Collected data
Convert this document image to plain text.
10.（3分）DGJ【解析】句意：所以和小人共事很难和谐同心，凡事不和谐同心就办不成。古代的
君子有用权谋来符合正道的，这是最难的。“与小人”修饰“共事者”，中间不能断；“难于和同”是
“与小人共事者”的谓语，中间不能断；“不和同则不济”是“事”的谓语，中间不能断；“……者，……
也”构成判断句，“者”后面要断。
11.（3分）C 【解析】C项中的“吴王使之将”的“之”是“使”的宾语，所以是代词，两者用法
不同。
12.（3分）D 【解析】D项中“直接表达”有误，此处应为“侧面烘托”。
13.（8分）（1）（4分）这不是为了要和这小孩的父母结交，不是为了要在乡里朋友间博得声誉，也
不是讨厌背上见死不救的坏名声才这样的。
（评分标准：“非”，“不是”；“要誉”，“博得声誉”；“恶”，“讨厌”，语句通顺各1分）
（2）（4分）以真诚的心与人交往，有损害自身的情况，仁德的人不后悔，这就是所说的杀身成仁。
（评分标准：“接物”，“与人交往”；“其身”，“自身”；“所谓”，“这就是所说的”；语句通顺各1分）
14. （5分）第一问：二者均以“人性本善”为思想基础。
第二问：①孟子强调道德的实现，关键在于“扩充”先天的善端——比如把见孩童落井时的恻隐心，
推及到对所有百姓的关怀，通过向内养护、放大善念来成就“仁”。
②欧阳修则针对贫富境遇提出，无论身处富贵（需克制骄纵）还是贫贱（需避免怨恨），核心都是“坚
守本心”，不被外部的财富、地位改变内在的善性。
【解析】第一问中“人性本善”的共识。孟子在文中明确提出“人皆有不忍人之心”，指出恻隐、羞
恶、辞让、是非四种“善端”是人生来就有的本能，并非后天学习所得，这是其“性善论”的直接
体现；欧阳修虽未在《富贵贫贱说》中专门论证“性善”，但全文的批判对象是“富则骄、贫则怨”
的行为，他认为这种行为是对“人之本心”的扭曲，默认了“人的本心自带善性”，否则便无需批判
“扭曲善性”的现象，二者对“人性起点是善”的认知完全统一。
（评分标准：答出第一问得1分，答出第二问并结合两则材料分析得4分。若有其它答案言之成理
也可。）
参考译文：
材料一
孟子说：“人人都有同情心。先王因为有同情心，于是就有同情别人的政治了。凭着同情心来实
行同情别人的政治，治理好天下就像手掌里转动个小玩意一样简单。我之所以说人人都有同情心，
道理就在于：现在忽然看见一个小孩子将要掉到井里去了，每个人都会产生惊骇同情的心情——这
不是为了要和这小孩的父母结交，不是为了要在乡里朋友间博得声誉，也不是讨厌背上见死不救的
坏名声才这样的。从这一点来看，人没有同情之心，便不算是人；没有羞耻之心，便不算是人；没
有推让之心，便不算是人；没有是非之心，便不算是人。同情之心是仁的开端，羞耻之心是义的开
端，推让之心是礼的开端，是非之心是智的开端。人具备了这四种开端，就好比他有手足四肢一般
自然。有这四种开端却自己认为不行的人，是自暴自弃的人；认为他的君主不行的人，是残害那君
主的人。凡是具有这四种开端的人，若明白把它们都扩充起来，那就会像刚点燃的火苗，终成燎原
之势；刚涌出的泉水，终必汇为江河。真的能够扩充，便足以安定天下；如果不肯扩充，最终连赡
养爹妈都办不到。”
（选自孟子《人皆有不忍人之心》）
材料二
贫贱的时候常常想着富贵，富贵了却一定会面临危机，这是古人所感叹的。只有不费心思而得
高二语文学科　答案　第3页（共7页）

Description of the task → Faithfully reproduce all of the records, character for character.

Final answer →
Convert this document image to plain text.
10.（3分）DGJ【解析】句意：所以和小人共事很难和谐同心，凡事不和谐同心就办不成。古代的
君子有用权谋来符合正道的，这是最难的。“与小人”修饰“共事者”，中间不能断；“难于和同”是
“与小人共事者”的谓语，中间不能断；“不和同则不济”是“事”的谓语，中间不能断；“……者，……
也”构成判断句，“者”后面要断。
11.（3分）C 【解析】C项中的“吴王使之将”的“之”是“使”的宾语，所以是代词，两者用法
不同。
12.（3分）D 【解析】D项中“直接表达”有误，此处应为“侧面烘托”。
13.（8分）（1）（4分）这不是为了要和这小孩的父母结交，不是为了要在乡里朋友间博得声誉，也
不是讨厌背上见死不救的坏名声才这样的。
（评分标准：“非”，“不是”；“要誉”，“博得声誉”；“恶”，“讨厌”，语句通顺各1分）
（2）（4分）以真诚的心与人交往，有损害自身的情况，仁德的人不后悔，这就是所说的杀身成仁。
（评分标准：“接物”，“与人交往”；“其身”，“自身”；“所谓”，“这就是所说的”；语句通顺各1分）
14. （5分）第一问：二者均以“人性本善”为思想基础。
第二问：①孟子强调道德的实现，关键在于“扩充”先天的善端——比如把见孩童落井时的恻隐心，
推及到对所有百姓的关怀，通过向内养护、放大善念来成就“仁”。
②欧阳修则针对贫富境遇提出，无论身处富贵（需克制骄纵）还是贫贱（需避免怨恨），核心都是“坚
守本心”，不被外部的财富、地位改变内在的善性。
【解析】第一问中“人性本善”的共识。孟子在文中明确提出“人皆有不忍人之心”，指出恻隐、羞
恶、辞让、是非四种“善端”是人生来就有的本能，并非后天学习所得，这是其“性善论”的直接
体现；欧阳修虽未在《富贵贫贱说》中专门论证“性善”，但全文的批判对象是“富则骄、贫则怨”
的行为，他认为这种行为是对“人之本心”的扭曲，默认了“人的本心自带善性”，否则便无需批判
“扭曲善性”的现象，二者对“人性起点是善”的认知完全统一。
（评分标准：答出第一问得1分，答出第二问并结合两则材料分析得4分。若有其它答案言之成理
也可。）
参考译文：
材料一
孟子说：“人人都有同情心。先王因为有同情心，于是就有同情别人的政治了。凭着同情心来实
行同情别人的政治，治理好天下就像手掌里转动个小玩意一样简单。我之所以说人人都有同情心，
道理就在于：现在忽然看见一个小孩子将要掉到井里去了，每个人都会产生惊骇同情的心情——这
不是为了要和这小孩的父母结交，不是为了要在乡里朋友间博得声誉，也不是讨厌背上见死不救的
坏名声才这样的。从这一点来看，人没有同情之心，便不算是人；没有羞耻之心，便不算是人；没
有推让之心，便不算是人；没有是非之心，便不算是人。同情之心是仁的开端，羞耻之心是义的开
端，推让之心是礼的开端，是非之心是智的开端。人具备了这四种开端，就好比他有手足四肢一般
自然。有这四种开端却自己认为不行的人，是自暴自弃的人；认为他的君主不行的人，是残害那君
主的人。凡是具有这四种开端的人，若明白把它们都扩充起来，那就会像刚点燃的火苗，终成燎原
之势；刚涌出的泉水，终必汇为江河。真的能够扩充，便足以安定天下；如果不肯扩充，最终连赡
养爹妈都办不到。”
（选自孟子《人皆有不忍人之心》）
材料二
贫贱的时候常常想着富贵，富贵了却一定会面临危机，这是古人所感叹的。只有不费心思而得
高二语文学科　答案　第3页（共7页）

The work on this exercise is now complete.